**THE PROBLEM:**
Give the listing below again in full, exactly as written.

Chart and figure data:
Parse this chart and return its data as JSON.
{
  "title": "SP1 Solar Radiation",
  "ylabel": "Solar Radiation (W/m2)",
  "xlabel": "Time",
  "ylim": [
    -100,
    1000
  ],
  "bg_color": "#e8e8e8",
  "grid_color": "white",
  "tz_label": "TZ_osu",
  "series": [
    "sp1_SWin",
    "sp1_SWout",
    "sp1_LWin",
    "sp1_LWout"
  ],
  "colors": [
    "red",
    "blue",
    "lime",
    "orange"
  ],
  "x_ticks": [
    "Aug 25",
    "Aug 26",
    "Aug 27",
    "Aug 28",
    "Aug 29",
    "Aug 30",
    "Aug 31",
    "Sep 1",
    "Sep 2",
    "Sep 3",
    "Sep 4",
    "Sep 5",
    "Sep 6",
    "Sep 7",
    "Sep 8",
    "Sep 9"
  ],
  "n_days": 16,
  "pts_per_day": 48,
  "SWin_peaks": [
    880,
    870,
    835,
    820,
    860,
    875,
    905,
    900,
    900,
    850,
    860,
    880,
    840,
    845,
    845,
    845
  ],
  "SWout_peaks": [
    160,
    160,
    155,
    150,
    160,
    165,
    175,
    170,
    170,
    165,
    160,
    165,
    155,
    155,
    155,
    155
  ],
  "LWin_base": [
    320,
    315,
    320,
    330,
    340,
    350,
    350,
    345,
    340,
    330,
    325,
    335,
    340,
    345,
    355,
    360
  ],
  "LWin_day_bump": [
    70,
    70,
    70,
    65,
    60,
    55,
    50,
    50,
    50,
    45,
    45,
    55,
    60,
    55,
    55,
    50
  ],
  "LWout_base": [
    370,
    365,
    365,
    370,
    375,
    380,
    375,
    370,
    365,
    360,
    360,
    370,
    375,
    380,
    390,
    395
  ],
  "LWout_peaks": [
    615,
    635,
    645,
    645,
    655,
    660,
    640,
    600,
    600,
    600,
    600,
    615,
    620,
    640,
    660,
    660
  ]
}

**ANSWER TO THIS PROBLEM:**
Parse this chart and return its data as JSON.
{
  "title": "SP1 Solar Radiation",
  "ylabel": "Solar Radiation (W/m2)",
  "xlabel": "Time",
  "ylim": [
    -100,
    1000
  ],
  "bg_color": "#e8e8e8",
  "grid_color": "white",
  "tz_label": "TZ_osu",
  "series": [
    "sp1_SWin",
    "sp1_SWout",
    "sp1_LWin",
    "sp1_LWout"
  ],
  "colors": [
    "red",
    "blue",
    "lime",
    "orange"
  ],
  "x_ticks": [
    "Aug 25",
    "Aug 26",
    "Aug 27",
    "Aug 28",
    "Aug 29",
    "Aug 30",
    "Aug 31",
    "Sep 1",
    "Sep 2",
    "Sep 3",
    "Sep 4",
    "Sep 5",
    "Sep 6",
    "Sep 7",
    "Sep 8",
    "Sep 9"
  ],
  "n_days": 16,
  "pts_per_day": 48,
  "SWin_peaks": [
    880,
    870,
    835,
    820,
    860,
    875,
    905,
    900,
    900,
    850,
    860,
    880,
    840,
    845,
    845,
    845
  ],
  "SWout_peaks": [
    160,
    160,
    155,
    150,
    160,
    165,
    175,
    170,
    170,
    165,
    160,
    165,
    155,
    155,
    155,
    155
  ],
  "LWin_base": [
    320,
    315,
    320,
    330,
    340,
    350,
    350,
    345,
    340,
    330,
    325,
    335,
    340,
    345,
    355,
    360
  ],
  "LWin_day_bump": [
    70,
    70,
    70,
    65,
    60,
    55,
    50,
    50,
    50,
    45,
    45,
    55,
    60,
    55,
    55,
    50
  ],
  "LWout_base": [
    370,
    365,
    365,
    370,
    375,
    380,
    375,
    370,
    365,
    360,
    360,
    370,
    375,
    380,
    390,
    395
  ],
  "LWout_peaks": [
    615,
    635,
    645,
    645,
    655,
    660,
    640,
    600,
    600,
    600,
    600,
    615,
    620,
    640,
    660,
    660
  ]
}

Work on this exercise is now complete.